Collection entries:
........

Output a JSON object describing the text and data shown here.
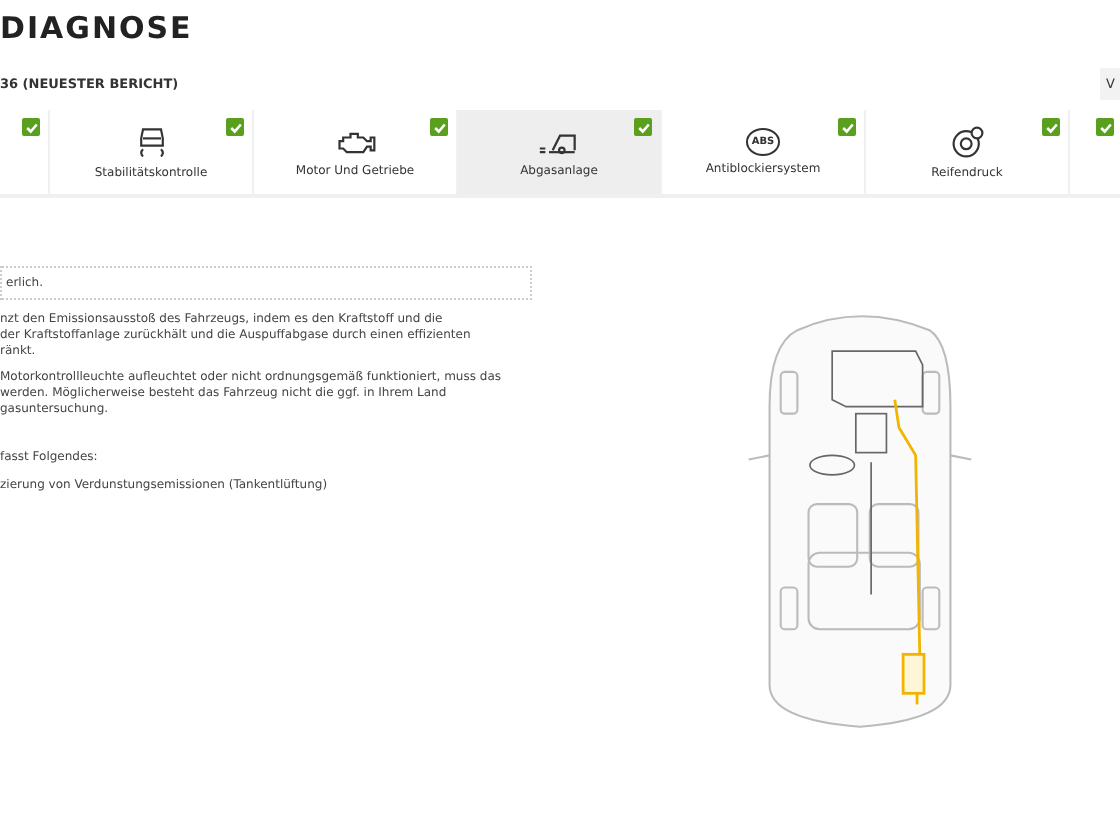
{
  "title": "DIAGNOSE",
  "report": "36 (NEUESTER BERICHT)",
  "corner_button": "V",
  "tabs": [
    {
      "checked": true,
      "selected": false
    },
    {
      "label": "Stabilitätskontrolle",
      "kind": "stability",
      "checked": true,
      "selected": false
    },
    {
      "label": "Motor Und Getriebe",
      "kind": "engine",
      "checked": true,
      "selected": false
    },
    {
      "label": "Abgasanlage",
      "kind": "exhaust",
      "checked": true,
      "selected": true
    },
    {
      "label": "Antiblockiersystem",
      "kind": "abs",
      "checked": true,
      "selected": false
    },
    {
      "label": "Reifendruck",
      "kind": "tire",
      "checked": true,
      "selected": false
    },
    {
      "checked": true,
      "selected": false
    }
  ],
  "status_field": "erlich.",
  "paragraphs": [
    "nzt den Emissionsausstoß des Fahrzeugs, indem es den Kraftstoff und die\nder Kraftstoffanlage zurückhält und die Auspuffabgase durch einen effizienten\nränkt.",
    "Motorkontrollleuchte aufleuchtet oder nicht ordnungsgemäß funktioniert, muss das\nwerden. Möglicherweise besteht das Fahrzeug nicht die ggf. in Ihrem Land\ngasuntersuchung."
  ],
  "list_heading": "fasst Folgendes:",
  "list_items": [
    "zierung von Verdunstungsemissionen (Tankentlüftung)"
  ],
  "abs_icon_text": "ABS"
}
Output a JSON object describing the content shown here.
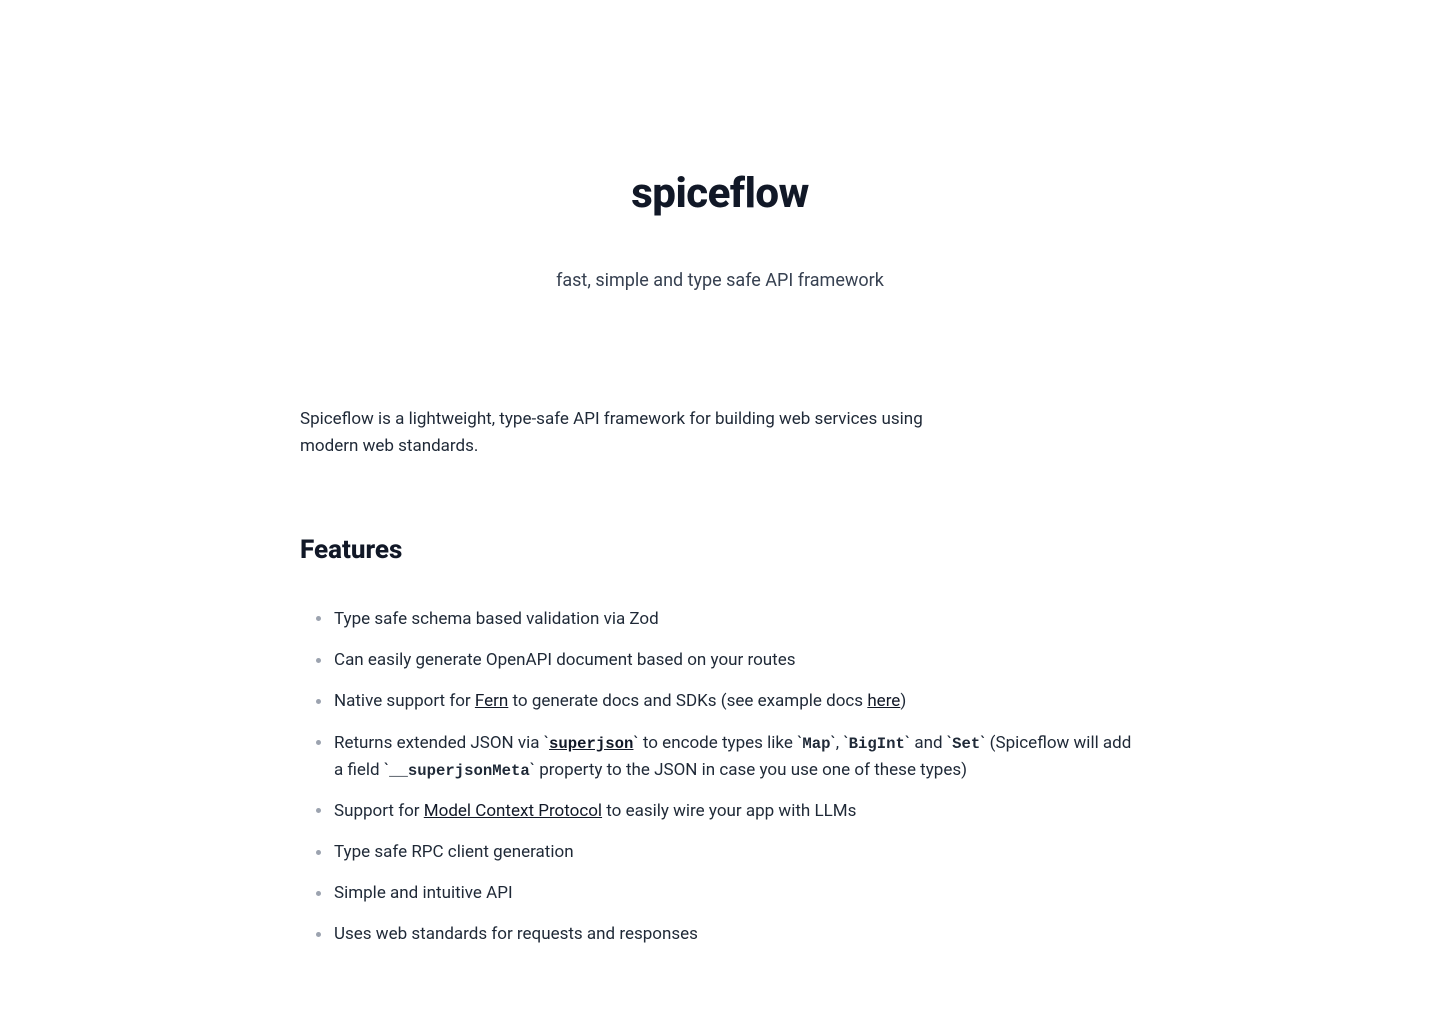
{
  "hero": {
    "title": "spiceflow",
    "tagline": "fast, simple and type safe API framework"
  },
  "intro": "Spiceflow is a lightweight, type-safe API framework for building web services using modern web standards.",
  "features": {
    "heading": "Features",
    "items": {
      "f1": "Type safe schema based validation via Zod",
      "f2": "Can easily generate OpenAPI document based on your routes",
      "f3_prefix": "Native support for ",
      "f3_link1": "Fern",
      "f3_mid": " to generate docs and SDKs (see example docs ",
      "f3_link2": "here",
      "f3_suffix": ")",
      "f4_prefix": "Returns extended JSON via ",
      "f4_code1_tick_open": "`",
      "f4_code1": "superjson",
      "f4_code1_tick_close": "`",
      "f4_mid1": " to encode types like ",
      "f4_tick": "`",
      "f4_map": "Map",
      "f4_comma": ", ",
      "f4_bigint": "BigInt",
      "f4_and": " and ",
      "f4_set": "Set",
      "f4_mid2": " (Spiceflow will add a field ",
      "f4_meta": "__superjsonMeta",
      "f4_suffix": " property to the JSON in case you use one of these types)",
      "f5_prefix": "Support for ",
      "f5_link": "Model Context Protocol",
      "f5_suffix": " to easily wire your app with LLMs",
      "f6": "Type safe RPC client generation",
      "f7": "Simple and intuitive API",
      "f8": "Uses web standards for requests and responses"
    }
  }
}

........

Find each line with the string "your" and copy it out.

      "f2": "Can easily generate OpenAPI document based on your routes",
      "f5_suffix": " to easily wire your app with LLMs",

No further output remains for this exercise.